■ Your goal: Work out the number of lines with the word "기준학과와" in the material below, then reply with that number only.

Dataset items
——————
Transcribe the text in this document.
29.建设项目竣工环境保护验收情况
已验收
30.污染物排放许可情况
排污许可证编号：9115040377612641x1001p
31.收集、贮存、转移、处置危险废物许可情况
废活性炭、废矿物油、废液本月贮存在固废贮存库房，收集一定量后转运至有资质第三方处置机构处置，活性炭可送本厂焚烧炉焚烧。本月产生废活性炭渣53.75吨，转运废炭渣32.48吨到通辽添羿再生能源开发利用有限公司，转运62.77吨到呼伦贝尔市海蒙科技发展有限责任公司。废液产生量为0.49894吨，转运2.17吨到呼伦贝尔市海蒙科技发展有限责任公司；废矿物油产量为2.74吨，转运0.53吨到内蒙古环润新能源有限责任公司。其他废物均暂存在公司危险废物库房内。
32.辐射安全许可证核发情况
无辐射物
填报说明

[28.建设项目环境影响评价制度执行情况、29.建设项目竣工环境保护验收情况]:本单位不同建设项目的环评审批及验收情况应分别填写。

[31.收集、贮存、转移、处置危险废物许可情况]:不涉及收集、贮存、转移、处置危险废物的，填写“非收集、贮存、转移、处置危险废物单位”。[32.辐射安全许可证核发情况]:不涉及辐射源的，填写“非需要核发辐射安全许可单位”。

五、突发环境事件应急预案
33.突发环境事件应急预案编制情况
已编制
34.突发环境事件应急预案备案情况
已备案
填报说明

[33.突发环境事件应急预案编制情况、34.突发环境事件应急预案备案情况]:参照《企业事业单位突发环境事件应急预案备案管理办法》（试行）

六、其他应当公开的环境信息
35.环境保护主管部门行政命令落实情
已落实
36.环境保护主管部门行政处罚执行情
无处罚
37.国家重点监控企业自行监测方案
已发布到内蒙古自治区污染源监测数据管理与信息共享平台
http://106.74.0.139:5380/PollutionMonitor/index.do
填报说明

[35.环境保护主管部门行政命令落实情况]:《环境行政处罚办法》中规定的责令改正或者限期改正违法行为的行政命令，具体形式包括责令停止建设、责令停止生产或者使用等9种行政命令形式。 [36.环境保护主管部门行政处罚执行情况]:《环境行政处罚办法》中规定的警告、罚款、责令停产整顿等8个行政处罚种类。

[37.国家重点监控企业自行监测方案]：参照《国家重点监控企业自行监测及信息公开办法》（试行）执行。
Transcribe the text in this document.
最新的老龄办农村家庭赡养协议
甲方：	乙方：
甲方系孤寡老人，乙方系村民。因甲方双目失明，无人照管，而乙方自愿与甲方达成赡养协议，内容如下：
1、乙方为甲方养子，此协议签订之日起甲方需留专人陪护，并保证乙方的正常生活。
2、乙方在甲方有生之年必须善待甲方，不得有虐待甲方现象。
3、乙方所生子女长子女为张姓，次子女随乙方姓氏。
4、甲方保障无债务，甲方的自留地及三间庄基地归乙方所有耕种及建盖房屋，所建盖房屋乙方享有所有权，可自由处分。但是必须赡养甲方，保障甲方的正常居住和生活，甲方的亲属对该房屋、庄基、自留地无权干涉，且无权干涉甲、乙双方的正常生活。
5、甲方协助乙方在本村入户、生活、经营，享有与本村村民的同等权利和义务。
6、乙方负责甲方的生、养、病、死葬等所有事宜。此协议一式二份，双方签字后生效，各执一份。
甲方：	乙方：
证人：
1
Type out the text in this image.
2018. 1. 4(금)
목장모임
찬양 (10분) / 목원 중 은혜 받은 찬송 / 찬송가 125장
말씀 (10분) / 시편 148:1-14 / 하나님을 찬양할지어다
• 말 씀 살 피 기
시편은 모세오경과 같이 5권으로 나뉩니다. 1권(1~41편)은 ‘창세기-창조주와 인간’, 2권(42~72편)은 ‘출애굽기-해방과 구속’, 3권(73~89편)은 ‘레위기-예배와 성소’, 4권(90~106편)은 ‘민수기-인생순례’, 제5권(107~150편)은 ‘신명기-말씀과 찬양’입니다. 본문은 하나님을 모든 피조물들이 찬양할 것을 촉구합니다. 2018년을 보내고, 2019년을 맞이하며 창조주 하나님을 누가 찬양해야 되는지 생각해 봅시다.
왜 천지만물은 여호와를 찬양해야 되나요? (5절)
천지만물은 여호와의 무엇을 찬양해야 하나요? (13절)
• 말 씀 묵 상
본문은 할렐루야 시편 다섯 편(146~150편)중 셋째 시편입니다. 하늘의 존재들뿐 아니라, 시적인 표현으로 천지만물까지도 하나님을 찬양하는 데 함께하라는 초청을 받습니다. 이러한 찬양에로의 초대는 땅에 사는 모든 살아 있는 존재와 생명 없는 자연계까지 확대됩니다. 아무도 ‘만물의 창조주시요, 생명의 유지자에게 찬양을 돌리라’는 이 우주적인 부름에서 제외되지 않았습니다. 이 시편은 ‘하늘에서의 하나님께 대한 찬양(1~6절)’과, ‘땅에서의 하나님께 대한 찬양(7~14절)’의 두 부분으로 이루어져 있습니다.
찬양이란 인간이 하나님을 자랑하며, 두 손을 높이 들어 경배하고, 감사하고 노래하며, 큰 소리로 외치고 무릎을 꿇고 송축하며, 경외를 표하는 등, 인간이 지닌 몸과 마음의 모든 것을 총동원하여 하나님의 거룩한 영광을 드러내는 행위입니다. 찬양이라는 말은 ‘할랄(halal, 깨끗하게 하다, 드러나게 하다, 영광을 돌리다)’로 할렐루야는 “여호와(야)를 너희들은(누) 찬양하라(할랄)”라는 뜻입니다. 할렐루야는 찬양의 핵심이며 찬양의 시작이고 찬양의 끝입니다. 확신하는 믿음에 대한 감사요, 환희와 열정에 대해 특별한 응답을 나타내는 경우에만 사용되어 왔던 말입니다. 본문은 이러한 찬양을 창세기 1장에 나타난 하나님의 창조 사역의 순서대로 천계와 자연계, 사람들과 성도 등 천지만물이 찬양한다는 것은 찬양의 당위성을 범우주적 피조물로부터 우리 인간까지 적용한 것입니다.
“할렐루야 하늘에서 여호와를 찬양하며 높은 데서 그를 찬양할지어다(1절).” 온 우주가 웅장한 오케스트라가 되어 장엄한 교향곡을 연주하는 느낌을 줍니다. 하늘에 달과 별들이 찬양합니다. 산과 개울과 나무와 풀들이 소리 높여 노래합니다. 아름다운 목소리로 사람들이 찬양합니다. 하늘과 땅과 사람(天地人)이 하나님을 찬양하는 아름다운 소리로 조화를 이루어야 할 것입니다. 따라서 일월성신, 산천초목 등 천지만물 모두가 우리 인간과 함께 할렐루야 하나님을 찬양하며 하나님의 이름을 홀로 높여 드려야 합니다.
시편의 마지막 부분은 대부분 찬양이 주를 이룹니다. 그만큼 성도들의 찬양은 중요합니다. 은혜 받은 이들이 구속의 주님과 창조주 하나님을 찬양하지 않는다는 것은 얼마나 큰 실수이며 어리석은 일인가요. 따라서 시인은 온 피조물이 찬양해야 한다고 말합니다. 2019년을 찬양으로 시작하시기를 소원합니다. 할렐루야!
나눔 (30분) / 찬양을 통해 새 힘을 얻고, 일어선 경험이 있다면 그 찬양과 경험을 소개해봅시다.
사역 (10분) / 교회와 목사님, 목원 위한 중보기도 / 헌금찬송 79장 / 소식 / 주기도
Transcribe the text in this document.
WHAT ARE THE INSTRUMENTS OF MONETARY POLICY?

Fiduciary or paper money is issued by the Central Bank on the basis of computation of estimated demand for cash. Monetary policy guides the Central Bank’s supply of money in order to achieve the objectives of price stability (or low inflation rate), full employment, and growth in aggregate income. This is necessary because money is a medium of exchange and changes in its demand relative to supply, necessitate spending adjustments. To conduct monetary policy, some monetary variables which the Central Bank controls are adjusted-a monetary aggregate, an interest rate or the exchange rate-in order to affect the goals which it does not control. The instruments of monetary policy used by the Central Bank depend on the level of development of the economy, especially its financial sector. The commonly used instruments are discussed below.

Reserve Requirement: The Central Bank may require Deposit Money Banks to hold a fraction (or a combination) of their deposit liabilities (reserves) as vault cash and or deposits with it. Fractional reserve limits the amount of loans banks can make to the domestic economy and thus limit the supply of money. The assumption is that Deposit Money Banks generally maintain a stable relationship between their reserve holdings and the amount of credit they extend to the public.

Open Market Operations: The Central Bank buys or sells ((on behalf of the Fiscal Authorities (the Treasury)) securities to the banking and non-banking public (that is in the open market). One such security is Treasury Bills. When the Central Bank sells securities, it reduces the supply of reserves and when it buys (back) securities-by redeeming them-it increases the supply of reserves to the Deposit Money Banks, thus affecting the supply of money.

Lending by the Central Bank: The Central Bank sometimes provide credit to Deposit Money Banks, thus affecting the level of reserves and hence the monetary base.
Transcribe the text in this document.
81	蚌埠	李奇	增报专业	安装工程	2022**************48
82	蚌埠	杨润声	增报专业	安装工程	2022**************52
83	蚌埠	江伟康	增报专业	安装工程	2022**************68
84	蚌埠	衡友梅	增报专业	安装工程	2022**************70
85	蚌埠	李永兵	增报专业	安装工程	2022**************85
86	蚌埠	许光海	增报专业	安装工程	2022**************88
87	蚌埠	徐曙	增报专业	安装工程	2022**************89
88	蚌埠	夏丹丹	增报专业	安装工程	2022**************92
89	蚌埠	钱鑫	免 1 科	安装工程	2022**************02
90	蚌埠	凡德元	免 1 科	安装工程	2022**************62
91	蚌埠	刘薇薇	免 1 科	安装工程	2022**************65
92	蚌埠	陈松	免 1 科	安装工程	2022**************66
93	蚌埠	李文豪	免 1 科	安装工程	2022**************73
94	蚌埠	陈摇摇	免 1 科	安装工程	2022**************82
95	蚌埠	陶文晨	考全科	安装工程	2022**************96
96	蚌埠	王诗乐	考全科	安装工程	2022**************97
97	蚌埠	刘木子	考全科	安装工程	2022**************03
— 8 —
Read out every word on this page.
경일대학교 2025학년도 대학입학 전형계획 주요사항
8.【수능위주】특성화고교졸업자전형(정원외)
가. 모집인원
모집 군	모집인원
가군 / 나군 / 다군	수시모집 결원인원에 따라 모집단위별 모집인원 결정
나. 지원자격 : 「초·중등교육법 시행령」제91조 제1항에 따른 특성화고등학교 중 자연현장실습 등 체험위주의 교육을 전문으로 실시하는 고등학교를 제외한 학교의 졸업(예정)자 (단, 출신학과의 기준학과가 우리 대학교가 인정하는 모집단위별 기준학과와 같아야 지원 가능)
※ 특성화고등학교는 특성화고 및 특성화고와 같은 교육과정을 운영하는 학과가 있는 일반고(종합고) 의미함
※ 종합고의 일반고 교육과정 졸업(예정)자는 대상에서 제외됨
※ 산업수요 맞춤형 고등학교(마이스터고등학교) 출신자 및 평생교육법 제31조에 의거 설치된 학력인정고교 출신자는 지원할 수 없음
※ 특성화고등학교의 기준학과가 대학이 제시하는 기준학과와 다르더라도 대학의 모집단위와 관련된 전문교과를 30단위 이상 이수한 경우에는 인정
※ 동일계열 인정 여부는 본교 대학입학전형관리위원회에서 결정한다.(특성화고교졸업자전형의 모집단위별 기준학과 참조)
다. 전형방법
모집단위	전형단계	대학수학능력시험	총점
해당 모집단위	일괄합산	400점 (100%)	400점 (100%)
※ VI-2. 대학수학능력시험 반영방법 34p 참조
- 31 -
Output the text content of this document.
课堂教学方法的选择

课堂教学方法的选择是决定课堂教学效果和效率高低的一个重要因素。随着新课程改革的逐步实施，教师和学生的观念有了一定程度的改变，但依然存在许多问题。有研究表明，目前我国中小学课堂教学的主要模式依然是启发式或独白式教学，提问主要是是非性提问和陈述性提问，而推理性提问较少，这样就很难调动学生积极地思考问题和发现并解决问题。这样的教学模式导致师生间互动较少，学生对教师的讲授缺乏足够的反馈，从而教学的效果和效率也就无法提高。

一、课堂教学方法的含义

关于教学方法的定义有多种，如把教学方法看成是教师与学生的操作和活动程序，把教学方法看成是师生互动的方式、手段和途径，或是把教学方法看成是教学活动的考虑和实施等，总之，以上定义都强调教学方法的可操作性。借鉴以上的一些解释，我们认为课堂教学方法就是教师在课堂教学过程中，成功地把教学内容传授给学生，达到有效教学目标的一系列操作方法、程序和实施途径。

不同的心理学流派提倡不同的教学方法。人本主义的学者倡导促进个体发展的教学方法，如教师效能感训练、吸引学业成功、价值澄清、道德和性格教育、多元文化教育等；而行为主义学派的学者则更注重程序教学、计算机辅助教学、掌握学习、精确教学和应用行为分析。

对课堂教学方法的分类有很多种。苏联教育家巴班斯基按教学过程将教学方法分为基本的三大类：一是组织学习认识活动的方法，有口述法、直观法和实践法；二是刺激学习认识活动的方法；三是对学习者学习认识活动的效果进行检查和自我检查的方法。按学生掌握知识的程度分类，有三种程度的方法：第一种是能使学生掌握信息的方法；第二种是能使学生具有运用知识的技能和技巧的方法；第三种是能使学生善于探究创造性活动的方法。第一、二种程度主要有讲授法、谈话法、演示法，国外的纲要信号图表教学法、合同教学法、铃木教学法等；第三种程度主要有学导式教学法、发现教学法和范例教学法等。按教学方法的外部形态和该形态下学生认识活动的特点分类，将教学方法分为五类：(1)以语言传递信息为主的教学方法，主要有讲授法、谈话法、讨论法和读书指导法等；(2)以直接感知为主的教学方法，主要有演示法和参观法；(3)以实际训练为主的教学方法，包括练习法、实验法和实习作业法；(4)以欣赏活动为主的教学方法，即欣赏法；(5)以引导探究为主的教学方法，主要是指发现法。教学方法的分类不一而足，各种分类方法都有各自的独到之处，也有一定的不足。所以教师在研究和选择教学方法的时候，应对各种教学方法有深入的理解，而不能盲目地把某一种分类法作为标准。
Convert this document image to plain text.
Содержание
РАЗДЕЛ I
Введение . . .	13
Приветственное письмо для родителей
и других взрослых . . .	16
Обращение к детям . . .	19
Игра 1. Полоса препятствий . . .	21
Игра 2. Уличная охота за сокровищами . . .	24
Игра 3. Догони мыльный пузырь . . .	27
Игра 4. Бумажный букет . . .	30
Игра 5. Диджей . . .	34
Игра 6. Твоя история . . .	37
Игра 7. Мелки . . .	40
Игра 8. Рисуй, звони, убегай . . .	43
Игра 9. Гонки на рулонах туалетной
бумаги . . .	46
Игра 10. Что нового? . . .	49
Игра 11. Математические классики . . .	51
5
——————
■ Task response: 2